YOUR OBJECTIVE:
Out of all the lines below, count those with the word "Container". Give the number only.

--- BEGIN SUPPLIED MATERIAL ---

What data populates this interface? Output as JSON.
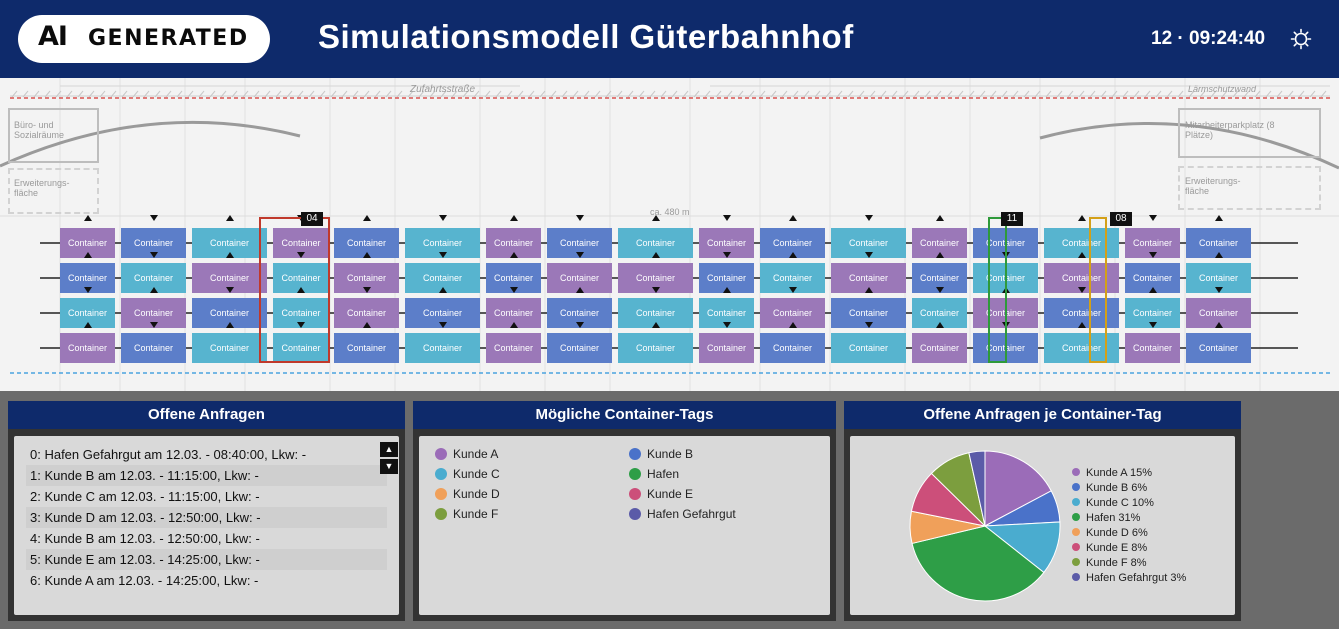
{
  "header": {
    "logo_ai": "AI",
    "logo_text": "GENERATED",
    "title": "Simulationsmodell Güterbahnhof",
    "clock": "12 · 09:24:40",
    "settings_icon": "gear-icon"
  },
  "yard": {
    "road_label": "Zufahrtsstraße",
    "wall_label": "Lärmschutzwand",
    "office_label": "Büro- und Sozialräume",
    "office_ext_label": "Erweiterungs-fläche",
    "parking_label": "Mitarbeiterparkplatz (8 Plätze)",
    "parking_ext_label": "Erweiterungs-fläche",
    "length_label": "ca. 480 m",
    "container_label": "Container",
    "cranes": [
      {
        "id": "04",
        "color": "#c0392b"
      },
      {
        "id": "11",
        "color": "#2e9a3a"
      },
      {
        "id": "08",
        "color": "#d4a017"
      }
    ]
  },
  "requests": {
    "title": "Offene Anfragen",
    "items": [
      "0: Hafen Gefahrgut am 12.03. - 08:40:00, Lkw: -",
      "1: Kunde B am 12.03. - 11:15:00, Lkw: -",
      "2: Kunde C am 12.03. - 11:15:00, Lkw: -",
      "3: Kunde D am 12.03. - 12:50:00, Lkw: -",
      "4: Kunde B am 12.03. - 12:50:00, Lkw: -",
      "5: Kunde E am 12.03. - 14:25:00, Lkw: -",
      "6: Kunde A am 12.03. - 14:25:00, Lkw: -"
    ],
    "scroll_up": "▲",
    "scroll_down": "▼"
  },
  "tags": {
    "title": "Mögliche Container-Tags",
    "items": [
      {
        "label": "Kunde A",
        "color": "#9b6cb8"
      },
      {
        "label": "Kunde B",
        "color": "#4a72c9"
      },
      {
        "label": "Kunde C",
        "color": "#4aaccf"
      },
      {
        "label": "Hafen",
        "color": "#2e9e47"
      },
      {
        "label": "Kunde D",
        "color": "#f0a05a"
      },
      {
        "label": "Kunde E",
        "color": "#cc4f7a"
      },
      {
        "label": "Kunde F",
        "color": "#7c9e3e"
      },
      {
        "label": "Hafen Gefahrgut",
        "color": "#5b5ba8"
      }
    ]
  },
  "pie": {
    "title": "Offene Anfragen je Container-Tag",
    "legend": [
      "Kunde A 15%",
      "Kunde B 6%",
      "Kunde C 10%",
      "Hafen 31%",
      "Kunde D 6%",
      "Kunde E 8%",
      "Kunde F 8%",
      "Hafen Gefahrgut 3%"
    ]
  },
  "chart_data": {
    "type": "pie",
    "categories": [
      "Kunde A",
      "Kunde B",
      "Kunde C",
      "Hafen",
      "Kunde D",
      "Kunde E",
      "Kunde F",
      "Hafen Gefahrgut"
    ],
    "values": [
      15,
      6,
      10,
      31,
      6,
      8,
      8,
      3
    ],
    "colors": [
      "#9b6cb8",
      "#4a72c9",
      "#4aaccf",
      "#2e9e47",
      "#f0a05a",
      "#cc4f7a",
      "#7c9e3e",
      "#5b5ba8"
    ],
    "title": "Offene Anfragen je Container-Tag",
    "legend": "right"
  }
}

--- END SUPPLIED MATERIAL ---

RESPONSE TO THIS EXERCISE:
4